====== Excerpt provided
I love it. I love the simplicity of listing your items. The only thing is that you are a teensy bit invisible. I quickly became addicted to every morning checking the following:
1. Did I sell anything?
2. Does anyone like my shop i.e. have they added my shop to their favourites?
3. Has anyone favourited any of my items?
I soon learnt that you need to stop looking at this, in an addictive way, and concentrate on making stuff. Not only that but start getting your name out there. I went on the forums and hung around them for a while but soon realised I wasn’t getting any sales from this, but plenty of hearts. Hearts are good but you really want sales.
I started up my own blog called PatchworkDelights. I think if you have the time this is very important, it’s another way of showcasing your items. Blogs can take a life of their own too! Remember with your blog, people want to know a bit about the person behind the name too!
I also set up my own Facebook page. This is great publicity. You are reaching a huge audience and it’s free!
Soon I started improving my designs and this came about through trial and error and listening to my customers. They often come up with new suggestions which is great too. I politely asked my friends to buy off my online shop where possible and I would chase them for feedback. This I felt was very important. No-one knows me from Adam so potential customers really are relying on what other people have to say about you.
============
__Work instruction A__:
List the three things the shop owner checked every morning, as given in the account of selling through an online shop.
__Work instruction B__:
Continue the account of selling through an online shop, picking up right after its final sentence.
====== Material shown
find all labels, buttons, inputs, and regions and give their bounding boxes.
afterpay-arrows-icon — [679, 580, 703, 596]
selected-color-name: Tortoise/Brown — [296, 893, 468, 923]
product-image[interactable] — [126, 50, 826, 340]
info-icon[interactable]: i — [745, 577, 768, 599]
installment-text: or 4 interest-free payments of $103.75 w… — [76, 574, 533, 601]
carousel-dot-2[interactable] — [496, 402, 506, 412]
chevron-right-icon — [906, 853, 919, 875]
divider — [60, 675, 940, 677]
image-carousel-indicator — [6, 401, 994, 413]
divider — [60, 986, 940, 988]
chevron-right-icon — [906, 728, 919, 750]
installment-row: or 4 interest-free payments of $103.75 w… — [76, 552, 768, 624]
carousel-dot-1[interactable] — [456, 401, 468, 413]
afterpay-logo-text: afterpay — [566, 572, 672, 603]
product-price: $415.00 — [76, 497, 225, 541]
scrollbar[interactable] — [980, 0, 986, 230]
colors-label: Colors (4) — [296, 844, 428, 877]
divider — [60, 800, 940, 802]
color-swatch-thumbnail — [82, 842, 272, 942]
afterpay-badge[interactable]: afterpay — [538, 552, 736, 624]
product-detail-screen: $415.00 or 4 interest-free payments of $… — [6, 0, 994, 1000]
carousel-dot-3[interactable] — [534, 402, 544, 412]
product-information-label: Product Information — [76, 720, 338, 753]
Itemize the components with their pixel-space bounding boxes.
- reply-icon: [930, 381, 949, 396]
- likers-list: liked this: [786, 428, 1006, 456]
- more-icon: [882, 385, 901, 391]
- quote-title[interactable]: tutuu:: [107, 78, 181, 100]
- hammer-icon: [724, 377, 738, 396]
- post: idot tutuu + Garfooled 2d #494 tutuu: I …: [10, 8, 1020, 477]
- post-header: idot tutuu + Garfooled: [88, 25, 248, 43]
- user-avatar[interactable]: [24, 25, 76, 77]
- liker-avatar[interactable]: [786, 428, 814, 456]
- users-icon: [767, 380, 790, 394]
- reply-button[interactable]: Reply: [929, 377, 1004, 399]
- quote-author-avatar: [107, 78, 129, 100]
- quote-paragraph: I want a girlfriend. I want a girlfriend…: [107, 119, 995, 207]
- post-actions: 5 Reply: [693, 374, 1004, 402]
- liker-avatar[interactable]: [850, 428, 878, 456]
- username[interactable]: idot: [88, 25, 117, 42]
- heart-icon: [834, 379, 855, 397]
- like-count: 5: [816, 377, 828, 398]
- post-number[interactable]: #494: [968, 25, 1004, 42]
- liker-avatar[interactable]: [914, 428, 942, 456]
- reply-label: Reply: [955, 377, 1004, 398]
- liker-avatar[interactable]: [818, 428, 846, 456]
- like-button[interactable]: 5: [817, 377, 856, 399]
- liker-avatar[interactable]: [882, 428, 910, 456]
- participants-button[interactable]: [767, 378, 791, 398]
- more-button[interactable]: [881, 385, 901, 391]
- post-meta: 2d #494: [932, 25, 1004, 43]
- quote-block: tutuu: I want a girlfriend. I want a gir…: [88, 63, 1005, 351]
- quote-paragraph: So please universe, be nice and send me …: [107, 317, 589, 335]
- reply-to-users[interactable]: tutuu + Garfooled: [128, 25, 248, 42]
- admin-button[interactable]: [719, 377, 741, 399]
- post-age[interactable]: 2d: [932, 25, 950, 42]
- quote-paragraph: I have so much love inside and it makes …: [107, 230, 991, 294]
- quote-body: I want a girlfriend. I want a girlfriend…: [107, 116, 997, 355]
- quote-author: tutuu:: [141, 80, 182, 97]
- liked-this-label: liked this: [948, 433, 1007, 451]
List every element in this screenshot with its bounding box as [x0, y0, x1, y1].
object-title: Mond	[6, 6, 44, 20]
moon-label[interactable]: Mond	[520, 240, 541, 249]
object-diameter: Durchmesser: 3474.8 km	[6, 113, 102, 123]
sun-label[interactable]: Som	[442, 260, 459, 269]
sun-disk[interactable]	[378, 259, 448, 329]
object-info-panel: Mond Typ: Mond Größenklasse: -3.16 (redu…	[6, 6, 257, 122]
============
__Expected output A__:
1. Did I sell anything?
2. Does anyone like my shop i.e. have they added my shop to their favourites?
3. Has anyone favourited any of my items?

__Expected output B__:
I participated in a couple of markets this summer. They were great fun. I did well the first time and made the mistake of not giving myself enough time to replenish my stock the following month. I broke even but I won’t make that mistake again. I won’t go unless I have plenty of stock to choose from.
I loved the face to face contact, and I made a couple of connections through this and a like minded friend who is also a crafter but it’s not her main job. But wow her stuff is amazing, I am going to help her with her Etsy shop shortly.
What I liked was the personal touch, you could tell people how you made the item, tell them about its selling points, the quality and instead of looking at a photo they can touch the item. Much better!
I do not have any business experience, I am still learning. At this point I am still trying to square away my presentation and packaging. I think the latter is very important. Of course having a quality item is extremely important and it shouldn’t fall down at the presentation stage. A local coffee shop has said they will stock my cafetiere cosies so I am working on how to present them to the customer through a shop.
I really would love to have a mentor, and this is my problem. I don’t have anyone that can give me guidance. I am unsure what to do about registering my shop etc. Someone mentioned Enterprise Ireland, so I guess they will be my next stop!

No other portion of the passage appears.